## Stated problem
Return the data exactly, with all pictures removed.

## Dataset
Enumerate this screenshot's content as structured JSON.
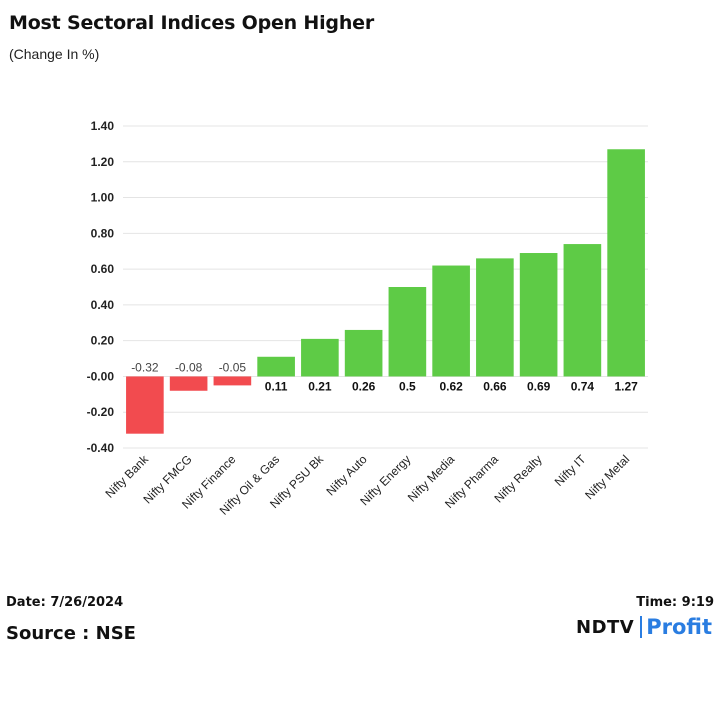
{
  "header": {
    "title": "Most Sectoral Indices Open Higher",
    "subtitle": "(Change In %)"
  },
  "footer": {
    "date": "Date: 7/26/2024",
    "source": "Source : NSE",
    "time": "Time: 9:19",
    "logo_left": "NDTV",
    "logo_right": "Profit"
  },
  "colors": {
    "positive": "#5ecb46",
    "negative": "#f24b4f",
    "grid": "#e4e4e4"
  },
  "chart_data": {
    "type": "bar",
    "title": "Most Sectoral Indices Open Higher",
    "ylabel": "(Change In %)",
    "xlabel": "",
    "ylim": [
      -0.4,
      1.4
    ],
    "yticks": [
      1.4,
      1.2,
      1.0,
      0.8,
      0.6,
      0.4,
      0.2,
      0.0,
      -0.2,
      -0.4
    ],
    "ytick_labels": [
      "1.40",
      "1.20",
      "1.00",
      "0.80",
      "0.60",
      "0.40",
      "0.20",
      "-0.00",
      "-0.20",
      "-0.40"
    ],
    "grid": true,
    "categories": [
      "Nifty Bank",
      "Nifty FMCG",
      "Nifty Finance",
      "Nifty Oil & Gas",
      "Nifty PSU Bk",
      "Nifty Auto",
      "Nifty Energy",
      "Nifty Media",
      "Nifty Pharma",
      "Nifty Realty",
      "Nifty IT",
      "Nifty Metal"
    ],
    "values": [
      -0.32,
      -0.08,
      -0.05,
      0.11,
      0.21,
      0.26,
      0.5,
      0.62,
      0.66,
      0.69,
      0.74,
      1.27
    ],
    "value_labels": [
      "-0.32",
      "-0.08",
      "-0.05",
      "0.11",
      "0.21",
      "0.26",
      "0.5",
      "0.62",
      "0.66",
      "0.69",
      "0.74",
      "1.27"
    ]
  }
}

## Written reply
Enumerate this screenshot's content as structured JSON.
{
  "header": {
    "title": "Most Sectoral Indices Open Higher",
    "subtitle": "(Change In %)"
  },
  "footer": {
    "date": "Date: 7/26/2024",
    "source": "Source : NSE",
    "time": "Time: 9:19",
    "logo_left": "NDTV",
    "logo_right": "Profit"
  },
  "colors": {
    "positive": "#5ecb46",
    "negative": "#f24b4f",
    "grid": "#e4e4e4"
  },
  "chart_data": {
    "type": "bar",
    "title": "Most Sectoral Indices Open Higher",
    "ylabel": "(Change In %)",
    "xlabel": "",
    "ylim": [
      -0.4,
      1.4
    ],
    "yticks": [
      1.4,
      1.2,
      1.0,
      0.8,
      0.6,
      0.4,
      0.2,
      0.0,
      -0.2,
      -0.4
    ],
    "ytick_labels": [
      "1.40",
      "1.20",
      "1.00",
      "0.80",
      "0.60",
      "0.40",
      "0.20",
      "-0.00",
      "-0.20",
      "-0.40"
    ],
    "grid": true,
    "categories": [
      "Nifty Bank",
      "Nifty FMCG",
      "Nifty Finance",
      "Nifty Oil & Gas",
      "Nifty PSU Bk",
      "Nifty Auto",
      "Nifty Energy",
      "Nifty Media",
      "Nifty Pharma",
      "Nifty Realty",
      "Nifty IT",
      "Nifty Metal"
    ],
    "values": [
      -0.32,
      -0.08,
      -0.05,
      0.11,
      0.21,
      0.26,
      0.5,
      0.62,
      0.66,
      0.69,
      0.74,
      1.27
    ],
    "value_labels": [
      "-0.32",
      "-0.08",
      "-0.05",
      "0.11",
      "0.21",
      "0.26",
      "0.5",
      "0.62",
      "0.66",
      "0.69",
      "0.74",
      "1.27"
    ]
  }
}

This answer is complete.